§ **Selected text**:
1. Weigh out 18 grams of fresh, medium- to dark-roasted coffee beans.

The most important step in making espresso, or any coffee, for that matter, is using fresh coffee beans. Without fresh beans, the flavor will be lackluster, and your espresso will not achieve a creamy foam top, or crema. Only use coffee beans that have been in sealed packaging for less than 6 months or have been opened for less than one month. While coffee is fine to drink past these time frames, the flavor and the bean's ability to produce crema will drastically diminish. Of course, I recommend our African Espresso Blend, roasted to order for you, guaranteeing freshness and amazing espresso. It is made from medium-dark roasted beans from across the African continent- my personal favorite coffee! 

Additionally, only medium- to dark-roasted coffee beans should be used for brewing espresso if you want that signature toasty, caramelized flavor. During the roasting process, the sugars inside the coffee bean caramelize and are forced, via gas expansion, to the surface, where an oily film is deposited on the outside of the bean. This oil is necessary for the crema on top of espresso to develop. The roasting of the beans also breaks down the cells inside the beans and develops a rich flavor necessary to stand up to the intensity of milk for lattes and cappuccinos.

For a standard double espresso, 18 grams is the standard weight and fills the portafilter of the espresso machine properly. I strongly recommend investing in a scale that has at least one decimal so that you can weigh out the coffee beans as close to 18.0 grams as possible. My recommendation, and the scale I personally use, is this one. It runs just over $20 and rechargeable and automatically starts a timer for you!

Note that some espresso machines, especially the more automatic ones, are sometimes calibrated to anywhere between 15 and 18 grams. Reference your machine's manual if you're unsure.  

coffee bean hopper for built in coffee grinder on Cafe Belissimo espresso machine

2. Finely grind the coffee beans in a designated coffee grinder.

Records contained in a dataset
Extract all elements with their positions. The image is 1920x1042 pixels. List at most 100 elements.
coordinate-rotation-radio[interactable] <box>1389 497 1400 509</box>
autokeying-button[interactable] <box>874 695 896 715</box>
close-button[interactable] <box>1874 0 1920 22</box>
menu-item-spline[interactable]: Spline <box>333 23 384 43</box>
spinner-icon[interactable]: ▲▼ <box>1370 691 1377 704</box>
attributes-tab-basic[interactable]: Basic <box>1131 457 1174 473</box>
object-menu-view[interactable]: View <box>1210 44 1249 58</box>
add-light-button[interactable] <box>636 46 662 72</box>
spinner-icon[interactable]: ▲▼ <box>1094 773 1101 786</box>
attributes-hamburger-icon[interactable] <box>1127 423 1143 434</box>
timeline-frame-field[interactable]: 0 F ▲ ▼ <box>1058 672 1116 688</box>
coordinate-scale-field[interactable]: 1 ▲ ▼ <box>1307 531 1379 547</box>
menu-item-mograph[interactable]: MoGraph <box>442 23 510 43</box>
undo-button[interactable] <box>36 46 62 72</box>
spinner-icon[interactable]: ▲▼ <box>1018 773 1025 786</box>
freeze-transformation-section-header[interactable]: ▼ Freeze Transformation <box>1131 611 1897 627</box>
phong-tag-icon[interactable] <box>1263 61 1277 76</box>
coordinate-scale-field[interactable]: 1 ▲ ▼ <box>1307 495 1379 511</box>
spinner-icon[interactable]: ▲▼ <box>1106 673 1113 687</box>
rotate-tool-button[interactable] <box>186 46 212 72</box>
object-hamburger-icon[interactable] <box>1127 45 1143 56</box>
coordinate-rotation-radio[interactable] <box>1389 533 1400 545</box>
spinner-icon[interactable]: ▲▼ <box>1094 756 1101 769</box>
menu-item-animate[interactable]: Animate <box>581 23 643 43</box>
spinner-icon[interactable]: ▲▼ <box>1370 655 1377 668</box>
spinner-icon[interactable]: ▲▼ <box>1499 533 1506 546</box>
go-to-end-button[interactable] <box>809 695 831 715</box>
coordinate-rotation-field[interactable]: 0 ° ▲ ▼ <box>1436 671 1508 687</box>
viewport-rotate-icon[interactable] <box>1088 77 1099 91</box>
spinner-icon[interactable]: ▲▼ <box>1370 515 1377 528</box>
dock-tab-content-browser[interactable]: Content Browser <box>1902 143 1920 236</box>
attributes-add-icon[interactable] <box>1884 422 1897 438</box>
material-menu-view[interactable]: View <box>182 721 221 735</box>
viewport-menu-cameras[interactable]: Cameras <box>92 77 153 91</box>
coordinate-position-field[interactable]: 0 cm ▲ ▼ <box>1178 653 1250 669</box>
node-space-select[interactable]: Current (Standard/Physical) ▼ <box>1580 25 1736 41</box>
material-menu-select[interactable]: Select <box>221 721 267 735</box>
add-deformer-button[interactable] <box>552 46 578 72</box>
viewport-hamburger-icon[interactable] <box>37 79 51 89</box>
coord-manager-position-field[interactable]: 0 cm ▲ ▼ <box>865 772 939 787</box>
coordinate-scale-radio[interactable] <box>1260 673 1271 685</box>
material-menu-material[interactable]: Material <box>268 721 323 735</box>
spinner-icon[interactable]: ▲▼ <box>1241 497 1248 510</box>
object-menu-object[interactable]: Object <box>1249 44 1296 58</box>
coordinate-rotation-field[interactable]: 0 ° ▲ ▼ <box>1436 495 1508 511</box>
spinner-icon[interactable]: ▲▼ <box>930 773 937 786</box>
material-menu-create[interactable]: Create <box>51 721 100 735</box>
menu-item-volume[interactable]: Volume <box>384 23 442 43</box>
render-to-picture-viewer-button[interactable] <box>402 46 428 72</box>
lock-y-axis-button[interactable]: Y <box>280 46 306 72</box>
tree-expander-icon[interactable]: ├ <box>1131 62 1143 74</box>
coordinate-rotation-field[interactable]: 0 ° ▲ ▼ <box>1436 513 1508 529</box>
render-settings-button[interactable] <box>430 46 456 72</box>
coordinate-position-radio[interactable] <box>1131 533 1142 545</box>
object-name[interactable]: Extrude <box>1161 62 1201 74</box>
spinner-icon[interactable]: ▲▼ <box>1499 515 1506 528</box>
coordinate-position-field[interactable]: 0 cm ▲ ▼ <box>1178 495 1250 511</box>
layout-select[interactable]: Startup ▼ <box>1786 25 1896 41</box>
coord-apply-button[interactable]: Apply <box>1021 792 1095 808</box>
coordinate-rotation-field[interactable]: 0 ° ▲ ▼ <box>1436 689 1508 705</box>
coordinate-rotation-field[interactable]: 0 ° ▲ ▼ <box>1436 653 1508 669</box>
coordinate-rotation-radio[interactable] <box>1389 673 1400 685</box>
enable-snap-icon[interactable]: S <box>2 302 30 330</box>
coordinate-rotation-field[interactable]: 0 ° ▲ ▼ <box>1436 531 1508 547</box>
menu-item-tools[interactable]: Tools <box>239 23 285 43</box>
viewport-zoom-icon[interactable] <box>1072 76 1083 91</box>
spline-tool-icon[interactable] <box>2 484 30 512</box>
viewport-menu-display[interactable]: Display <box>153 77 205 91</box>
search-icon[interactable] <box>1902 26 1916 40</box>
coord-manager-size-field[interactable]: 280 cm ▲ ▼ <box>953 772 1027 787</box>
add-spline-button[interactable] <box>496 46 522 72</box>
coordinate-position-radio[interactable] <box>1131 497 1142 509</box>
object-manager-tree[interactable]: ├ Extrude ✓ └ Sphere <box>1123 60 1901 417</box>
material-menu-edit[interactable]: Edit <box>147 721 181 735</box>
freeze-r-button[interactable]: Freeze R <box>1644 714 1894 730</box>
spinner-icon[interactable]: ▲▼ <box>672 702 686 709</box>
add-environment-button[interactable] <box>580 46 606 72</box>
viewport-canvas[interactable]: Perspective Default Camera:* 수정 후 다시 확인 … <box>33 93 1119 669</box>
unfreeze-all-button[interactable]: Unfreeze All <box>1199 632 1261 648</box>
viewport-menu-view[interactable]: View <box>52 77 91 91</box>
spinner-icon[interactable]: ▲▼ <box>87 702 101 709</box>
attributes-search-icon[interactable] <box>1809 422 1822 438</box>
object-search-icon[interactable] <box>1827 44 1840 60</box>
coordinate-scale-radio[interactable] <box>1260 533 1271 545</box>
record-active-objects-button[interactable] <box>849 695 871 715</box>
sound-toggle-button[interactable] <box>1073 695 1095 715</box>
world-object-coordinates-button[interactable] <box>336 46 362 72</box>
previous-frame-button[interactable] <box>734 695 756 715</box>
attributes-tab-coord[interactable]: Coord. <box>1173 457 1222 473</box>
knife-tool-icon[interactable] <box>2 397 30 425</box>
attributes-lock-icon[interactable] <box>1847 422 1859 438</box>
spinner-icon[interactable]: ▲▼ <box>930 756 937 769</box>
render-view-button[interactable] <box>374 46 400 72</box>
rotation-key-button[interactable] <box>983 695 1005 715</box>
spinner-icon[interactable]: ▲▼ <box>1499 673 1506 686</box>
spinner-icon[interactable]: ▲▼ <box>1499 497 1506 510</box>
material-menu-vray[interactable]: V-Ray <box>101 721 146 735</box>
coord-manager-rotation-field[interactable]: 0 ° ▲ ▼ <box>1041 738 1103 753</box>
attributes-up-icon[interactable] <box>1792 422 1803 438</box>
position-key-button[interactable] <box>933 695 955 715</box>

§ **Tasks**:
1. Check each statement against the espresso guide and answer yes or no, quoting the words of the guide that decide it. (a) Eighteen grams is the standard weight for a double espresso. (b) Light-roasted beans are suggested for espresso. (c) Beans that have been open for up to three months still produce good crema.
2. According to the espresso guide, what weight range are some of the more automatic espresso machines calibrated to?
3. Please carry on the espresso guide from its last line, the second step about grinding the beans.
These records have no connection to the espresso guide.

§ **Exercise answers**:
1.
(a) Yes: "For a standard double espresso, 18 grams is the standard weight"
(b) No: "only medium- to dark-roasted coffee beans should be used for brewing espresso"
(c) No: "Only use coffee beans that have been in sealed packaging for less than 6 months or have been opened for less than one month."

2. Anywhere between 15 and 18 grams.

3.
It is very important to use a coffee grinder designed for espresso grinding. Most coffee grinders are too coarse for espresso-sized grounds, which have to be quite fine. Another common issue is the design of these grinders. While they may be able to grind the desired size, the design of the inside of the grinder actually promotes clogging from the fine coffee dust, quickly deteriorating the life of the grinder and requiring constant cleanings. 

There are two main styles of espresso grinders, and both are burr grinders, where two gears with sharp teeth grind in opposite directions to consistently grind coffee beans. The first and easiest option is the grinder built into your espresso machine. If your machine has one, these are fantastic to use, especially as you get started brewing your own espresso and you just shelled out a decent amount of money for an espresso machine. Many of these grinders built into espresso machines actually require loading a lot of coffee beans into the bean hopper reservoir to allow the pressure of gravity to force the beans into the grinder. Be sure to keep these grinders at least half full. 

The other style of grinder is a freestanding burr grinder, designed to handle espresso-sized grinds and built to only process the amount of beans you want for one espresso. They typically do not have a hopper or bean reservoir on top and only have a large enough opening to pour a specific amount of beans into the grinder. These precision grinders are often far more consistent in grind size and therefore produce better espresso, at the cost of being significantly more expensive than the grinder that is built into your machine. My favorite grinder for this purpose is the Fellow Opus, for both, its aesthetic design and functionality, with the added benefit of being a great value!

PRO TIP: For best results, only use burr grinders designed for espresso brewing.

It almost goes without saying, but do not use pre-ground coffee for espresso. It is often too coarse and rarely fresh enough to use in your espresso. The exception to this is if you do not have access to a proper burr grinder for espresso and you have a local coffee roaster who will grind their very fresh coffee to the right size for espresso brewing for you. If you go this route, I strongly recommend buying only enough coffee for one week, as ground coffee goes stale far more quickly than whole beans. 

coffee being ground into a portafilter

3. Weigh the ground coffee.

For built-in grinders, do not weigh your coffee before grinding. Instead, weigh either the portafilter or a small container and zero (tare) it on your scale, then grind 18.0 grams of coffee, reweigh, and add or remove coffee grounds as necessary. 

For precision coffee grinders designed to grind a pre-weighed amount of coffee beans, weigh 18.0 grams of whole beans, add them to the grinder, and grind the beans into a weighed and zeroed container (which often comes with the grinder). If you notice that the 18.0 grams of coffee beans you put into the grinder come out as less than 18.0 grams, you are losing some grounds inside the grinder, which means you don't get enough grounds for a proper espresso, and you're slowly clogging your grinder.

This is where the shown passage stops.